→ Exercise description
Transcribe the listing word for word.

→ Excerpts from a figure dataset
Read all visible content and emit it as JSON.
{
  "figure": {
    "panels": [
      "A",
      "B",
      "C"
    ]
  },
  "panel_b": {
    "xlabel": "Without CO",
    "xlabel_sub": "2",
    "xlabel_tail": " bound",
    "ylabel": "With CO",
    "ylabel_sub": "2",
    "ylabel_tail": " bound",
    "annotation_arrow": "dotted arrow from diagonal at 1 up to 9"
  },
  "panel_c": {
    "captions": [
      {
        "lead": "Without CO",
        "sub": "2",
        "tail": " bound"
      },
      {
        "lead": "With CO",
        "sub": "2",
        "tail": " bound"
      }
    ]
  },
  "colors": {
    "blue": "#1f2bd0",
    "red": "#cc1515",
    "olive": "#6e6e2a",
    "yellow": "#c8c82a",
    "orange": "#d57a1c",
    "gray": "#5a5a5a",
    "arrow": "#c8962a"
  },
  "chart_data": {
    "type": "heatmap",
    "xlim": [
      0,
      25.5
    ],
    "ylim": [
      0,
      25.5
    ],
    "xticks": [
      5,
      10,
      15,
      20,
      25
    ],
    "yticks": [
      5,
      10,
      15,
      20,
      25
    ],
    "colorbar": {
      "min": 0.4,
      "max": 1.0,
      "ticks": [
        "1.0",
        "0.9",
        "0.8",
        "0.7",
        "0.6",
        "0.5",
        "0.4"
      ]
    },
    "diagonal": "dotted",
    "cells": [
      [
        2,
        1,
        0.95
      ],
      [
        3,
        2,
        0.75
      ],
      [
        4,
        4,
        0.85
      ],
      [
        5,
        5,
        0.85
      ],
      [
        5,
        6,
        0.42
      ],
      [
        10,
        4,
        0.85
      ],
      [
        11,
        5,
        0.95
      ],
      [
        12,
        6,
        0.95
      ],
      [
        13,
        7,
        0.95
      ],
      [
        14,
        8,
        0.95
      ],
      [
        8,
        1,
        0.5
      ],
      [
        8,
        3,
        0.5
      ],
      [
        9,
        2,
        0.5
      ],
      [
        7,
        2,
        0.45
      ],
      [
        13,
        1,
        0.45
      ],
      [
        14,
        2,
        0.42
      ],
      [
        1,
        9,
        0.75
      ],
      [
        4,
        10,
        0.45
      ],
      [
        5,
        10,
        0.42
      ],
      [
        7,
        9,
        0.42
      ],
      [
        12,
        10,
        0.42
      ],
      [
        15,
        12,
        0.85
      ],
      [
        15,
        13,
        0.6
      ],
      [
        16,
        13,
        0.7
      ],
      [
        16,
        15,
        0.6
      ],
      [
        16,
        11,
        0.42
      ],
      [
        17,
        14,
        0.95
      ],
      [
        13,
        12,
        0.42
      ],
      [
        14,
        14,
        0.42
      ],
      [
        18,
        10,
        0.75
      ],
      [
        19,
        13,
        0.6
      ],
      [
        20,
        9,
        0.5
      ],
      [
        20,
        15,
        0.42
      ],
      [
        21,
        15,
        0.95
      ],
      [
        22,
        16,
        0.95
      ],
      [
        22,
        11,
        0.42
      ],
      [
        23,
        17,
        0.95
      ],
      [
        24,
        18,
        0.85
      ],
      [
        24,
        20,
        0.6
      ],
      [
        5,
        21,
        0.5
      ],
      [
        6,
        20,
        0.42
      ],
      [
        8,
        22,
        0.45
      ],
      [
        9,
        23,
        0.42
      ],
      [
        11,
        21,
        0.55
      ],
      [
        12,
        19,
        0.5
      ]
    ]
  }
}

→ Task answer
Read all visible content and emit it as JSON.
{
  "figure": {
    "panels": [
      "A",
      "B",
      "C"
    ]
  },
  "panel_b": {
    "xlabel": "Without CO",
    "xlabel_sub": "2",
    "xlabel_tail": " bound",
    "ylabel": "With CO",
    "ylabel_sub": "2",
    "ylabel_tail": " bound",
    "annotation_arrow": "dotted arrow from diagonal at 1 up to 9"
  },
  "panel_c": {
    "captions": [
      {
        "lead": "Without CO",
        "sub": "2",
        "tail": " bound"
      },
      {
        "lead": "With CO",
        "sub": "2",
        "tail": " bound"
      }
    ]
  },
  "colors": {
    "blue": "#1f2bd0",
    "red": "#cc1515",
    "olive": "#6e6e2a",
    "yellow": "#c8c82a",
    "orange": "#d57a1c",
    "gray": "#5a5a5a",
    "arrow": "#c8962a"
  },
  "chart_data": {
    "type": "heatmap",
    "xlim": [
      0,
      25.5
    ],
    "ylim": [
      0,
      25.5
    ],
    "xticks": [
      5,
      10,
      15,
      20,
      25
    ],
    "yticks": [
      5,
      10,
      15,
      20,
      25
    ],
    "colorbar": {
      "min": 0.4,
      "max": 1.0,
      "ticks": [
        "1.0",
        "0.9",
        "0.8",
        "0.7",
        "0.6",
        "0.5",
        "0.4"
      ]
    },
    "diagonal": "dotted",
    "cells": [
      [
        2,
        1,
        0.95
      ],
      [
        3,
        2,
        0.75
      ],
      [
        4,
        4,
        0.85
      ],
      [
        5,
        5,
        0.85
      ],
      [
        5,
        6,
        0.42
      ],
      [
        10,
        4,
        0.85
      ],
      [
        11,
        5,
        0.95
      ],
      [
        12,
        6,
        0.95
      ],
      [
        13,
        7,
        0.95
      ],
      [
        14,
        8,
        0.95
      ],
      [
        8,
        1,
        0.5
      ],
      [
        8,
        3,
        0.5
      ],
      [
        9,
        2,
        0.5
      ],
      [
        7,
        2,
        0.45
      ],
      [
        13,
        1,
        0.45
      ],
      [
        14,
        2,
        0.42
      ],
      [
        1,
        9,
        0.75
      ],
      [
        4,
        10,
        0.45
      ],
      [
        5,
        10,
        0.42
      ],
      [
        7,
        9,
        0.42
      ],
      [
        12,
        10,
        0.42
      ],
      [
        15,
        12,
        0.85
      ],
      [
        15,
        13,
        0.6
      ],
      [
        16,
        13,
        0.7
      ],
      [
        16,
        15,
        0.6
      ],
      [
        16,
        11,
        0.42
      ],
      [
        17,
        14,
        0.95
      ],
      [
        13,
        12,
        0.42
      ],
      [
        14,
        14,
        0.42
      ],
      [
        18,
        10,
        0.75
      ],
      [
        19,
        13,
        0.6
      ],
      [
        20,
        9,
        0.5
      ],
      [
        20,
        15,
        0.42
      ],
      [
        21,
        15,
        0.95
      ],
      [
        22,
        16,
        0.95
      ],
      [
        22,
        11,
        0.42
      ],
      [
        23,
        17,
        0.95
      ],
      [
        24,
        18,
        0.85
      ],
      [
        24,
        20,
        0.6
      ],
      [
        5,
        21,
        0.5
      ],
      [
        6,
        20,
        0.42
      ],
      [
        8,
        22,
        0.45
      ],
      [
        9,
        23,
        0.42
      ],
      [
        11,
        21,
        0.55
      ],
      [
        12,
        19,
        0.5
      ]
    ]
  }
}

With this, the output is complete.